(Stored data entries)
---*---

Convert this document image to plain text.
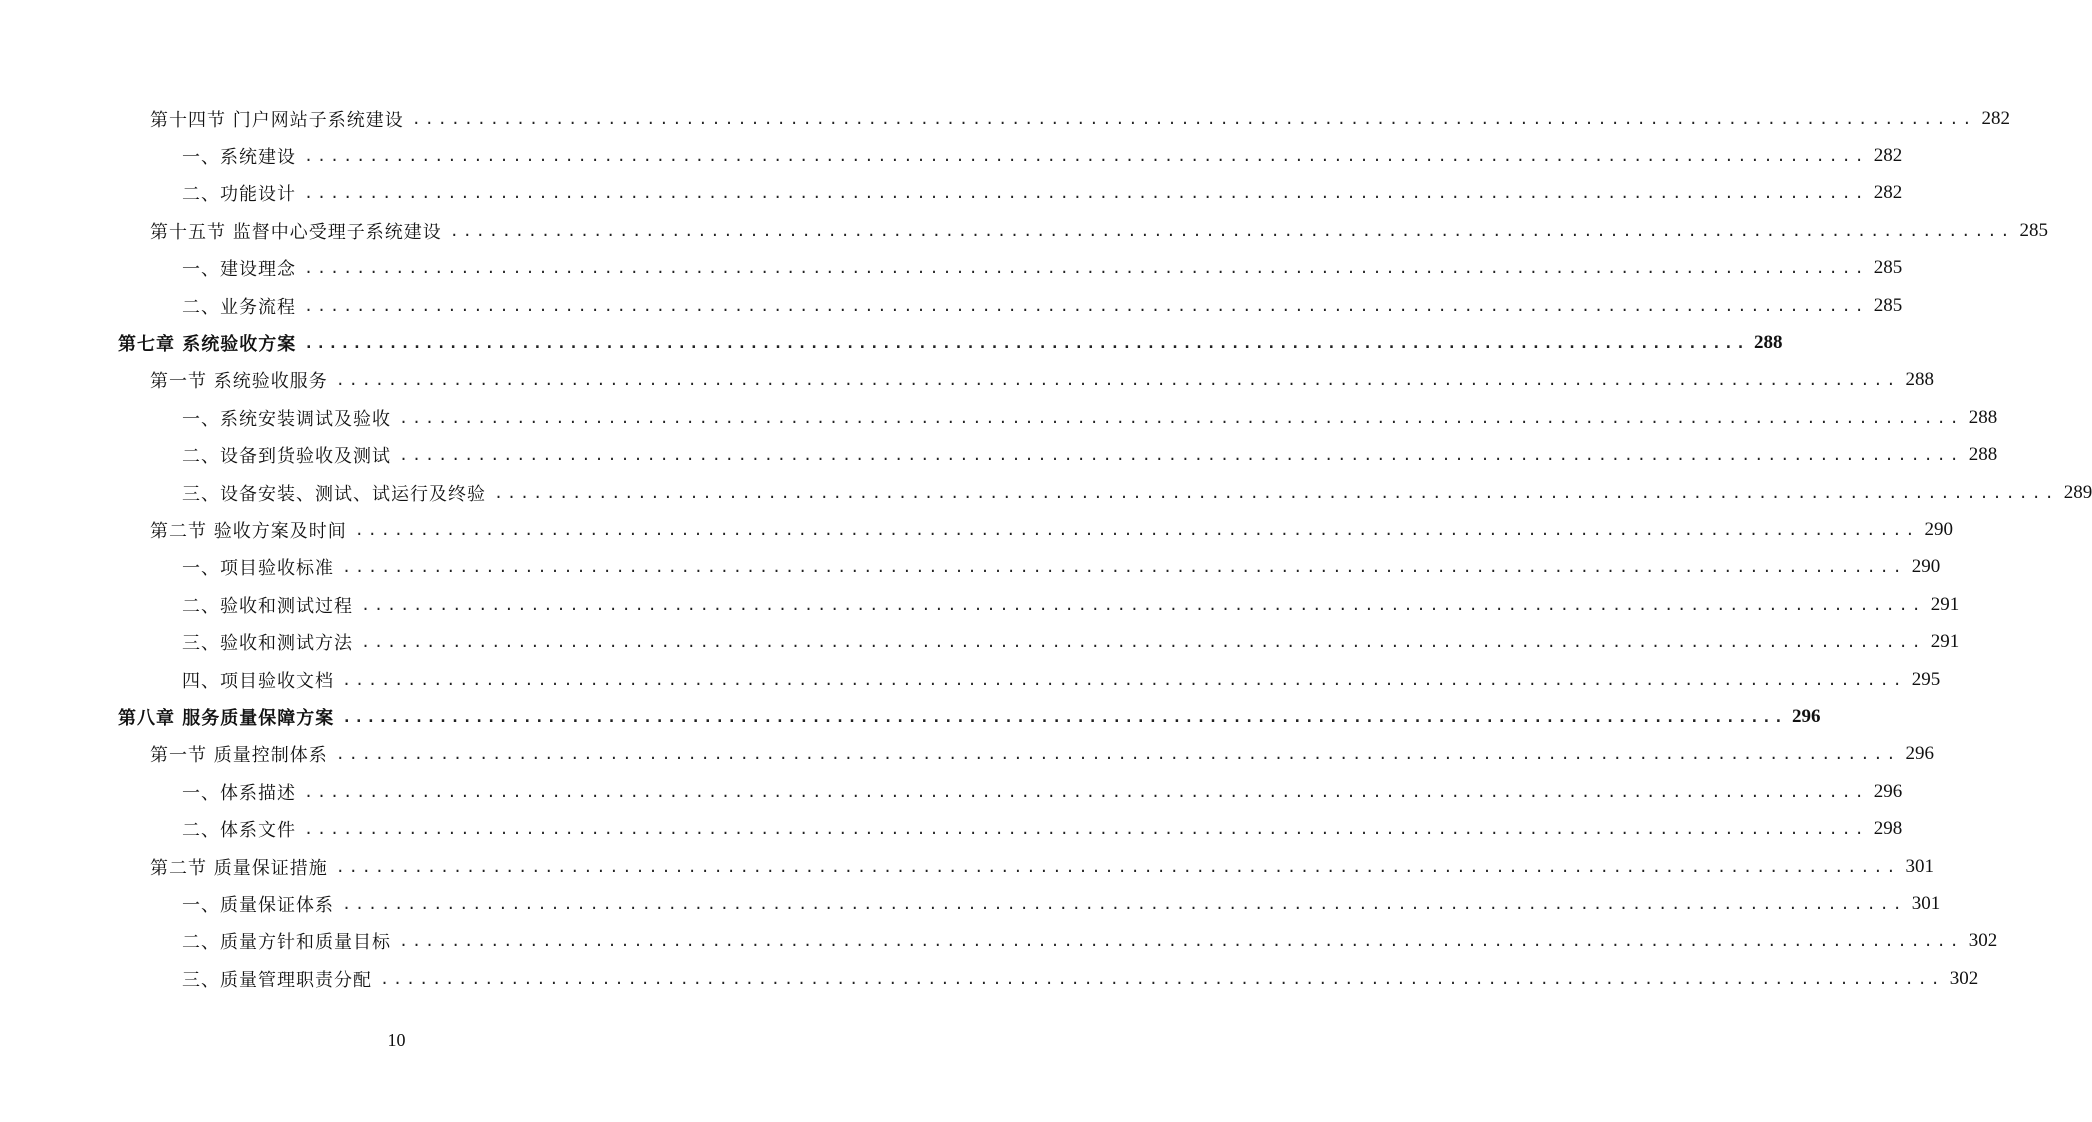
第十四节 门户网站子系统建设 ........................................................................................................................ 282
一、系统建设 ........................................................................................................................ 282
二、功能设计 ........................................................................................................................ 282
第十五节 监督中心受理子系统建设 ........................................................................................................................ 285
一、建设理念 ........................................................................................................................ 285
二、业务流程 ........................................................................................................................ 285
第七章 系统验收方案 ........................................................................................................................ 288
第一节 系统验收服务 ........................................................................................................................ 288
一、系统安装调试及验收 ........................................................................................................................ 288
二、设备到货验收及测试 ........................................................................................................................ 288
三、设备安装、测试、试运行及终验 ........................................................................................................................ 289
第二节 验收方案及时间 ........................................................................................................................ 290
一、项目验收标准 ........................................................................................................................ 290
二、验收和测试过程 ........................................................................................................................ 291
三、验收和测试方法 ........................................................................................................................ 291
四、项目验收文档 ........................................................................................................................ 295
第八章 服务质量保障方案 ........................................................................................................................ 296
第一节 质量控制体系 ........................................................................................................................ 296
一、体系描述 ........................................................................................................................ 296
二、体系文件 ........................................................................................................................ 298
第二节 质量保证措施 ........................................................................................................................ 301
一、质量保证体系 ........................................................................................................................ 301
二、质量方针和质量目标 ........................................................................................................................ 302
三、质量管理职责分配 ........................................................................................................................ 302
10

---*---

Print the records above exactly as they stand, but leave out the pictures.

Convert this document image to plain text.
第十四节 门户网站子系统建设 ........................................................................................................................ 282
一、系统建设 ........................................................................................................................ 282
二、功能设计 ........................................................................................................................ 282
第十五节 监督中心受理子系统建设 ........................................................................................................................ 285
一、建设理念 ........................................................................................................................ 285
二、业务流程 ........................................................................................................................ 285
第七章 系统验收方案 ........................................................................................................................ 288
第一节 系统验收服务 ........................................................................................................................ 288
一、系统安装调试及验收 ........................................................................................................................ 288
二、设备到货验收及测试 ........................................................................................................................ 288
三、设备安装、测试、试运行及终验 ........................................................................................................................ 289
第二节 验收方案及时间 ........................................................................................................................ 290
一、项目验收标准 ........................................................................................................................ 290
二、验收和测试过程 ........................................................................................................................ 291
三、验收和测试方法 ........................................................................................................................ 291
四、项目验收文档 ........................................................................................................................ 295
第八章 服务质量保障方案 ........................................................................................................................ 296
第一节 质量控制体系 ........................................................................................................................ 296
一、体系描述 ........................................................................................................................ 296
二、体系文件 ........................................................................................................................ 298
第二节 质量保证措施 ........................................................................................................................ 301
一、质量保证体系 ........................................................................................................................ 301
二、质量方针和质量目标 ........................................................................................................................ 302
三、质量管理职责分配 ........................................................................................................................ 302
10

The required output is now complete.